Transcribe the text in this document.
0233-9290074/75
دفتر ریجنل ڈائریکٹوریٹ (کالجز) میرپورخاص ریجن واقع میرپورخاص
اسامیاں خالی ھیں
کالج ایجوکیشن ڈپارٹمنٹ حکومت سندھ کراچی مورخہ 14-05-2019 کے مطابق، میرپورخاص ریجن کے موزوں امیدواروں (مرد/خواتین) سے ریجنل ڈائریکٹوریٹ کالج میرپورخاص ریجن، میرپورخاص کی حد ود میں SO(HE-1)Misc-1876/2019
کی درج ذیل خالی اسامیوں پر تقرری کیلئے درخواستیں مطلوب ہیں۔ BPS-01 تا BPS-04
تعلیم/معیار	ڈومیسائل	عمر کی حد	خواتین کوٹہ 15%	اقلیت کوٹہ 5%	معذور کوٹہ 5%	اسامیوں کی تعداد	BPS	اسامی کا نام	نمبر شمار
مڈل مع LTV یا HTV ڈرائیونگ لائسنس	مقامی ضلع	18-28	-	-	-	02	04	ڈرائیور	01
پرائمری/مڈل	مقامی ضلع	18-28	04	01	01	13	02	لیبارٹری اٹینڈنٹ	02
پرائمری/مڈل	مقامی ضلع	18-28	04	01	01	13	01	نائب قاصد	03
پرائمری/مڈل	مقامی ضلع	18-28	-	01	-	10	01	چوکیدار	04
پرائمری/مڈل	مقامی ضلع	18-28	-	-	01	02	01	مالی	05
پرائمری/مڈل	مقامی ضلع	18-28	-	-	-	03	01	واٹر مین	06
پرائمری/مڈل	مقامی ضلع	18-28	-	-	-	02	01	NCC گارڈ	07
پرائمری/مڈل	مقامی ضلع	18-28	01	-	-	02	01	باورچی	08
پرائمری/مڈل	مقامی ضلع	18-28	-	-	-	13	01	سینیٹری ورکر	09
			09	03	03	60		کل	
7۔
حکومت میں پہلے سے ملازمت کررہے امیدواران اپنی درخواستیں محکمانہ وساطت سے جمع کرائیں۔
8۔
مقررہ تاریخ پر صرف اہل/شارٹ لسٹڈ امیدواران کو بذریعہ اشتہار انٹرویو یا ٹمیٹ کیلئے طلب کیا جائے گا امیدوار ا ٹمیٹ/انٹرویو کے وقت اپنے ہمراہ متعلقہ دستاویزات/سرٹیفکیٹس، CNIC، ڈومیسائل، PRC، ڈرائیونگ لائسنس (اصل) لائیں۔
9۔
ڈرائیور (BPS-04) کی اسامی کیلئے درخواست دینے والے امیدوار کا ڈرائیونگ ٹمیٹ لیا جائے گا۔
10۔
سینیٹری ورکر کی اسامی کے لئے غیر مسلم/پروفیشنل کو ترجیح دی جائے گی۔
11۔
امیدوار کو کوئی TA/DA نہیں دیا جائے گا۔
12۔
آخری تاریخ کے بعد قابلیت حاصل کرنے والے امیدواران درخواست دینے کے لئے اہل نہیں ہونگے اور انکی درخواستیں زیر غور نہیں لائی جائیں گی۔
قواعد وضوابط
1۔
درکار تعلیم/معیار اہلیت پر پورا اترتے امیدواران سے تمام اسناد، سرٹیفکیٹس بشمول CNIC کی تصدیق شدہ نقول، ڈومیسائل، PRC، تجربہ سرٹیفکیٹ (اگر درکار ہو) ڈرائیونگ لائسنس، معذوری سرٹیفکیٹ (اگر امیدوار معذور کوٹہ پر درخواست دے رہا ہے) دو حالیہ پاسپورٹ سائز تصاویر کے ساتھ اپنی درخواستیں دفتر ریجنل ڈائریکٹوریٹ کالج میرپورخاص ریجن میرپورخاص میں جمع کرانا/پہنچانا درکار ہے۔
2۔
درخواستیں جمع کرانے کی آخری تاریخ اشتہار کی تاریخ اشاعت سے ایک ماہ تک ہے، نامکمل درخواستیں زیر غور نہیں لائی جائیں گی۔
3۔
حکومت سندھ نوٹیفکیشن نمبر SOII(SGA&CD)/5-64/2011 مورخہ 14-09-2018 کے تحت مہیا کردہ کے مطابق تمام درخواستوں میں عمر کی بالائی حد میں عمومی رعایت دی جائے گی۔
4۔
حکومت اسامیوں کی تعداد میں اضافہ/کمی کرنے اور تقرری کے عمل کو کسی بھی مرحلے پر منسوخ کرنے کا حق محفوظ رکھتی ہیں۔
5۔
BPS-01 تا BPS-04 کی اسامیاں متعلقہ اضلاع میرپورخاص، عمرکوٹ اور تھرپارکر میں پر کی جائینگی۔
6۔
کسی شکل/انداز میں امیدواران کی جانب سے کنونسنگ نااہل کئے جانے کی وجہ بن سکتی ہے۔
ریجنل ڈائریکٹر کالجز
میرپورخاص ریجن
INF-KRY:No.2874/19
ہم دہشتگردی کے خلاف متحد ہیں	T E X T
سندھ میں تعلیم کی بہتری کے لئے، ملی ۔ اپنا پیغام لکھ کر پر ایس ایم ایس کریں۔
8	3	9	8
**********
■ **WORK TO DO**:
Produce a verbatim transcription of the entries above.

■ **WRITTEN REPLY**:
Transcribe the text in this document.
0233-9290074/75
دفتر ریجنل ڈائریکٹوریٹ (کالجز) میرپورخاص ریجن واقع میرپورخاص
اسامیاں خالی ھیں
کالج ایجوکیشن ڈپارٹمنٹ حکومت سندھ کراچی مورخہ 14-05-2019 کے مطابق، میرپورخاص ریجن کے موزوں امیدواروں (مرد/خواتین) سے ریجنل ڈائریکٹوریٹ کالج میرپورخاص ریجن، میرپورخاص کی حد ود میں SO(HE-1)Misc-1876/2019
کی درج ذیل خالی اسامیوں پر تقرری کیلئے درخواستیں مطلوب ہیں۔ BPS-01 تا BPS-04
تعلیم/معیار	ڈومیسائل	عمر کی حد	خواتین کوٹہ 15%	اقلیت کوٹہ 5%	معذور کوٹہ 5%	اسامیوں کی تعداد	BPS	اسامی کا نام	نمبر شمار
مڈل مع LTV یا HTV ڈرائیونگ لائسنس	مقامی ضلع	18-28	-	-	-	02	04	ڈرائیور	01
پرائمری/مڈل	مقامی ضلع	18-28	04	01	01	13	02	لیبارٹری اٹینڈنٹ	02
پرائمری/مڈل	مقامی ضلع	18-28	04	01	01	13	01	نائب قاصد	03
پرائمری/مڈل	مقامی ضلع	18-28	-	01	-	10	01	چوکیدار	04
پرائمری/مڈل	مقامی ضلع	18-28	-	-	01	02	01	مالی	05
پرائمری/مڈل	مقامی ضلع	18-28	-	-	-	03	01	واٹر مین	06
پرائمری/مڈل	مقامی ضلع	18-28	-	-	-	02	01	NCC گارڈ	07
پرائمری/مڈل	مقامی ضلع	18-28	01	-	-	02	01	باورچی	08
پرائمری/مڈل	مقامی ضلع	18-28	-	-	-	13	01	سینیٹری ورکر	09
			09	03	03	60		کل	
7۔
حکومت میں پہلے سے ملازمت کررہے امیدواران اپنی درخواستیں محکمانہ وساطت سے جمع کرائیں۔
8۔
مقررہ تاریخ پر صرف اہل/شارٹ لسٹڈ امیدواران کو بذریعہ اشتہار انٹرویو یا ٹمیٹ کیلئے طلب کیا جائے گا امیدوار ا ٹمیٹ/انٹرویو کے وقت اپنے ہمراہ متعلقہ دستاویزات/سرٹیفکیٹس، CNIC، ڈومیسائل، PRC، ڈرائیونگ لائسنس (اصل) لائیں۔
9۔
ڈرائیور (BPS-04) کی اسامی کیلئے درخواست دینے والے امیدوار کا ڈرائیونگ ٹمیٹ لیا جائے گا۔
10۔
سینیٹری ورکر کی اسامی کے لئے غیر مسلم/پروفیشنل کو ترجیح دی جائے گی۔
11۔
امیدوار کو کوئی TA/DA نہیں دیا جائے گا۔
12۔
آخری تاریخ کے بعد قابلیت حاصل کرنے والے امیدواران درخواست دینے کے لئے اہل نہیں ہونگے اور انکی درخواستیں زیر غور نہیں لائی جائیں گی۔
قواعد وضوابط
1۔
درکار تعلیم/معیار اہلیت پر پورا اترتے امیدواران سے تمام اسناد، سرٹیفکیٹس بشمول CNIC کی تصدیق شدہ نقول، ڈومیسائل، PRC، تجربہ سرٹیفکیٹ (اگر درکار ہو) ڈرائیونگ لائسنس، معذوری سرٹیفکیٹ (اگر امیدوار معذور کوٹہ پر درخواست دے رہا ہے) دو حالیہ پاسپورٹ سائز تصاویر کے ساتھ اپنی درخواستیں دفتر ریجنل ڈائریکٹوریٹ کالج میرپورخاص ریجن میرپورخاص میں جمع کرانا/پہنچانا درکار ہے۔
2۔
درخواستیں جمع کرانے کی آخری تاریخ اشتہار کی تاریخ اشاعت سے ایک ماہ تک ہے، نامکمل درخواستیں زیر غور نہیں لائی جائیں گی۔
3۔
حکومت سندھ نوٹیفکیشن نمبر SOII(SGA&CD)/5-64/2011 مورخہ 14-09-2018 کے تحت مہیا کردہ کے مطابق تمام درخواستوں میں عمر کی بالائی حد میں عمومی رعایت دی جائے گی۔
4۔
حکومت اسامیوں کی تعداد میں اضافہ/کمی کرنے اور تقرری کے عمل کو کسی بھی مرحلے پر منسوخ کرنے کا حق محفوظ رکھتی ہیں۔
5۔
BPS-01 تا BPS-04 کی اسامیاں متعلقہ اضلاع میرپورخاص، عمرکوٹ اور تھرپارکر میں پر کی جائینگی۔
6۔
کسی شکل/انداز میں امیدواران کی جانب سے کنونسنگ نااہل کئے جانے کی وجہ بن سکتی ہے۔
ریجنل ڈائریکٹر کالجز
میرپورخاص ریجن
INF-KRY:No.2874/19
ہم دہشتگردی کے خلاف متحد ہیں	T E X T
سندھ میں تعلیم کی بہتری کے لئے، ملی ۔ اپنا پیغام لکھ کر پر ایس ایم ایس کریں۔
8	3	9	8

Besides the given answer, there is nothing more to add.